+++ RECORDS FOR THIS TASK
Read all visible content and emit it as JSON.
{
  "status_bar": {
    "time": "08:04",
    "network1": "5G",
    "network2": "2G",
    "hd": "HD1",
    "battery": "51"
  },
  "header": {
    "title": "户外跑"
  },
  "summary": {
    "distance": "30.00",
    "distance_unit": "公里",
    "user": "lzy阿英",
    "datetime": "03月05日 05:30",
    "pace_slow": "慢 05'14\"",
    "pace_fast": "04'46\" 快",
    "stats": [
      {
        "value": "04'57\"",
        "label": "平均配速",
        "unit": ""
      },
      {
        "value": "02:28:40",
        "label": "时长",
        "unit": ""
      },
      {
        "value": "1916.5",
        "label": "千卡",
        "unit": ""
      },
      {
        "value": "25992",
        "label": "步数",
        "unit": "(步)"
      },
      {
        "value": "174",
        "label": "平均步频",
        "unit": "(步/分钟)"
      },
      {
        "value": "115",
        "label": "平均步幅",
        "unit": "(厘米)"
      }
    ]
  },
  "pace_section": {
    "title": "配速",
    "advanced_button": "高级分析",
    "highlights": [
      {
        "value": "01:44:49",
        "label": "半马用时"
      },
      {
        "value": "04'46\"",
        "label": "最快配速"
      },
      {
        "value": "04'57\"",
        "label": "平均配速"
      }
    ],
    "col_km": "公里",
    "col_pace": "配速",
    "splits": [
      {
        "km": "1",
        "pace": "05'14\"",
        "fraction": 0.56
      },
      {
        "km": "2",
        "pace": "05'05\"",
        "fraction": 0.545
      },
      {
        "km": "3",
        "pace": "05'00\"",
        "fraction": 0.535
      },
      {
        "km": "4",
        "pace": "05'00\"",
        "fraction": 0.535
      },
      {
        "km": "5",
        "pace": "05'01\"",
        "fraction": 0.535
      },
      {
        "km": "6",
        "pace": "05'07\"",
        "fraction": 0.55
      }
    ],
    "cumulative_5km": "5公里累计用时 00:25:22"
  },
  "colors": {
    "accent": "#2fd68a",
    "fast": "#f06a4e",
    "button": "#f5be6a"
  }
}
++++++
• [DIRECTIONS] Copy out each line exactly as written.

• [SOLUTION TO THE PROBLEM]
Read all visible content and emit it as JSON.
{
  "status_bar": {
    "time": "08:04",
    "network1": "5G",
    "network2": "2G",
    "hd": "HD1",
    "battery": "51"
  },
  "header": {
    "title": "户外跑"
  },
  "summary": {
    "distance": "30.00",
    "distance_unit": "公里",
    "user": "lzy阿英",
    "datetime": "03月05日 05:30",
    "pace_slow": "慢 05'14\"",
    "pace_fast": "04'46\" 快",
    "stats": [
      {
        "value": "04'57\"",
        "label": "平均配速",
        "unit": ""
      },
      {
        "value": "02:28:40",
        "label": "时长",
        "unit": ""
      },
      {
        "value": "1916.5",
        "label": "千卡",
        "unit": ""
      },
      {
        "value": "25992",
        "label": "步数",
        "unit": "(步)"
      },
      {
        "value": "174",
        "label": "平均步频",
        "unit": "(步/分钟)"
      },
      {
        "value": "115",
        "label": "平均步幅",
        "unit": "(厘米)"
      }
    ]
  },
  "pace_section": {
    "title": "配速",
    "advanced_button": "高级分析",
    "highlights": [
      {
        "value": "01:44:49",
        "label": "半马用时"
      },
      {
        "value": "04'46\"",
        "label": "最快配速"
      },
      {
        "value": "04'57\"",
        "label": "平均配速"
      }
    ],
    "col_km": "公里",
    "col_pace": "配速",
    "splits": [
      {
        "km": "1",
        "pace": "05'14\"",
        "fraction": 0.56
      },
      {
        "km": "2",
        "pace": "05'05\"",
        "fraction": 0.545
      },
      {
        "km": "3",
        "pace": "05'00\"",
        "fraction": 0.535
      },
      {
        "km": "4",
        "pace": "05'00\"",
        "fraction": 0.535
      },
      {
        "km": "5",
        "pace": "05'01\"",
        "fraction": 0.535
      },
      {
        "km": "6",
        "pace": "05'07\"",
        "fraction": 0.55
      }
    ],
    "cumulative_5km": "5公里累计用时 00:25:22"
  },
  "colors": {
    "accent": "#2fd68a",
    "fast": "#f06a4e",
    "button": "#f5be6a"
  }
}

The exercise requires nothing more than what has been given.